● **PROVIDED MATERIAL**

________________________________________

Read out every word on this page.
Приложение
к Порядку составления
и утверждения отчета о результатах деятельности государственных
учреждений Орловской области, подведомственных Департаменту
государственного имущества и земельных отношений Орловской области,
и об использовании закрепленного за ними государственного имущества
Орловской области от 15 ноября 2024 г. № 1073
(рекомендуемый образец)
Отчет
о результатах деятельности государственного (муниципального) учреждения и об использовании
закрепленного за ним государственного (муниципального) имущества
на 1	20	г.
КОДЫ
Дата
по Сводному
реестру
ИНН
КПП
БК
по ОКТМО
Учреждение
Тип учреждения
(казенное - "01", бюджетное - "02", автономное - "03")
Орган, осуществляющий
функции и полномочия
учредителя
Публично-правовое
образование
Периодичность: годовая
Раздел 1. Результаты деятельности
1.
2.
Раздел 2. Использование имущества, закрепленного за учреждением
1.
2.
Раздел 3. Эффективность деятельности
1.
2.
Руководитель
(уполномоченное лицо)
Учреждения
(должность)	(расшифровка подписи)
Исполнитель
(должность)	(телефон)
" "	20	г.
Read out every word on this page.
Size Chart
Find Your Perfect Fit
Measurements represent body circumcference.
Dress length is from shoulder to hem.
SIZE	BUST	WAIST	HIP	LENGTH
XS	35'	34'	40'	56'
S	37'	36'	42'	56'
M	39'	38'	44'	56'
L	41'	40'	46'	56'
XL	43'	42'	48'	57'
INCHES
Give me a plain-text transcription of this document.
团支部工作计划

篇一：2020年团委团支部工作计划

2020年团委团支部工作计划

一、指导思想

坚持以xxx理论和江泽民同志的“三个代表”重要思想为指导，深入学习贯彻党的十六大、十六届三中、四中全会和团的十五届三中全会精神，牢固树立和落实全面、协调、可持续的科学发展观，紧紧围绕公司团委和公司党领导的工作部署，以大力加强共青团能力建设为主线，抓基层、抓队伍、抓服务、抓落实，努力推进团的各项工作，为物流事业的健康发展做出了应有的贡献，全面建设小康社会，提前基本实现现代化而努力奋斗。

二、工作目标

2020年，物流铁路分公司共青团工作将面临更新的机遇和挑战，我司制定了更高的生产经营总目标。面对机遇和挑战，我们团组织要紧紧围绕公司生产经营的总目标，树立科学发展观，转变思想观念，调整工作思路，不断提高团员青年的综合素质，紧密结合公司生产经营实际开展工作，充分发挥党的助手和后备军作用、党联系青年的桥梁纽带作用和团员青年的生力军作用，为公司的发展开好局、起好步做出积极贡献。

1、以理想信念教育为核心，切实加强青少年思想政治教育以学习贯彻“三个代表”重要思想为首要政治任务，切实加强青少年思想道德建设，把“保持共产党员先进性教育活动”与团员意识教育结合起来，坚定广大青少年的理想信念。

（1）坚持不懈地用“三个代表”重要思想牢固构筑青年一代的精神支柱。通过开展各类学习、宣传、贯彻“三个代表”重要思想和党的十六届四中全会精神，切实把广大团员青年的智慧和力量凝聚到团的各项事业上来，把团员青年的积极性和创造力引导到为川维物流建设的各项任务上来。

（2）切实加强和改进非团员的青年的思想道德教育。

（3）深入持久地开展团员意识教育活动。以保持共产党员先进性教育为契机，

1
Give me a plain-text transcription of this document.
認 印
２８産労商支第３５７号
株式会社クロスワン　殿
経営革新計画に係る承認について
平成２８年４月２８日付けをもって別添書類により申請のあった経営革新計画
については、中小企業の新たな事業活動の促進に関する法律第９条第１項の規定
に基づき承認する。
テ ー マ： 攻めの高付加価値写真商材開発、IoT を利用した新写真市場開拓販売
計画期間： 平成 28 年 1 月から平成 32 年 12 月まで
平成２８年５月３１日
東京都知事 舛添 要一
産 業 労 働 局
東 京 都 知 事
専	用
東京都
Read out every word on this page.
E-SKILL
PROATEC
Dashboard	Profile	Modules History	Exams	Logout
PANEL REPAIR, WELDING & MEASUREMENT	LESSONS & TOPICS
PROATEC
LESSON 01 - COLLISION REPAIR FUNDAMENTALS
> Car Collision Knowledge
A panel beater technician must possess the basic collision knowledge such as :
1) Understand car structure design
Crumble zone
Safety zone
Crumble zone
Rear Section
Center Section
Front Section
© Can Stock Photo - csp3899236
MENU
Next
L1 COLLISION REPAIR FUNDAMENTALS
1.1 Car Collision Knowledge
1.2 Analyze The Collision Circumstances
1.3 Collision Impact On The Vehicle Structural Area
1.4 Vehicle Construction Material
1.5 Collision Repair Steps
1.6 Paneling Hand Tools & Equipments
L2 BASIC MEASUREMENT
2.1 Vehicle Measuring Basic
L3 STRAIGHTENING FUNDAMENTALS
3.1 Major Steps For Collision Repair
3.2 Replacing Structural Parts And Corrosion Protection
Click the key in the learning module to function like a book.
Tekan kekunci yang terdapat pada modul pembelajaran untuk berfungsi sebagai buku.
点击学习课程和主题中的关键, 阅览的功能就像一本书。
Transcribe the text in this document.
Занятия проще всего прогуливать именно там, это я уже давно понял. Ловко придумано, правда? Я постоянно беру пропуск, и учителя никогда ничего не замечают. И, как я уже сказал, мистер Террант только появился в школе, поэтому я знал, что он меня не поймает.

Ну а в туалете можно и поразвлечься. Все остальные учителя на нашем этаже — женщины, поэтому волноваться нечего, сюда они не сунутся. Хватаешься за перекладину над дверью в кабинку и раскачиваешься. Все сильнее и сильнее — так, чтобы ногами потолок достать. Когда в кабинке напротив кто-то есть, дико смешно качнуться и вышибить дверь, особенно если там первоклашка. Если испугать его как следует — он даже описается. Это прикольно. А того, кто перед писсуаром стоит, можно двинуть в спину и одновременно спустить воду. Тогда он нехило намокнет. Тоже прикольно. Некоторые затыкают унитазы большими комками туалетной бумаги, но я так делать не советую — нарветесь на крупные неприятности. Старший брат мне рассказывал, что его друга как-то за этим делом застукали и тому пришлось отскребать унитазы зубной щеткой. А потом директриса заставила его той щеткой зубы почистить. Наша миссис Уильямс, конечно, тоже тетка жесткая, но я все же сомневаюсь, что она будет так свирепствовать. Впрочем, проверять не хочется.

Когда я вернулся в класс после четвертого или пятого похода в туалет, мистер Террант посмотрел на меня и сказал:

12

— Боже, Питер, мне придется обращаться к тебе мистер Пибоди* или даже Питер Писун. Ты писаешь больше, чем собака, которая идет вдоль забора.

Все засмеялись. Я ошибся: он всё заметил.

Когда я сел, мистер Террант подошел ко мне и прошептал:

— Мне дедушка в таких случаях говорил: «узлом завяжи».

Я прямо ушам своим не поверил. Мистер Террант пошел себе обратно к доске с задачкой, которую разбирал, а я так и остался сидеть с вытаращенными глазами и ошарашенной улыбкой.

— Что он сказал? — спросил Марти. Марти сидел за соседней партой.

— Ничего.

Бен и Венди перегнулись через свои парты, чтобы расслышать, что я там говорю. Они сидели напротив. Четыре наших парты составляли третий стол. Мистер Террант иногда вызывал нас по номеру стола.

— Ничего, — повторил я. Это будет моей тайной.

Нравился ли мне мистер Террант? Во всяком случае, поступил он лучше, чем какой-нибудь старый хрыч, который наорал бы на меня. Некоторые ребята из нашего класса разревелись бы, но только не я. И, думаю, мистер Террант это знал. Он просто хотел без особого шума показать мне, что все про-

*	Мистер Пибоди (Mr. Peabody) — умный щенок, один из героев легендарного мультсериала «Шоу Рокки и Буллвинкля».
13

________________________________________

● **GIVEN PROBLEM**
Report how many lines of the listing above include the word "Пибоди". Say nothing but the number.

● **OUTPUT OF THE EXERCISE**
2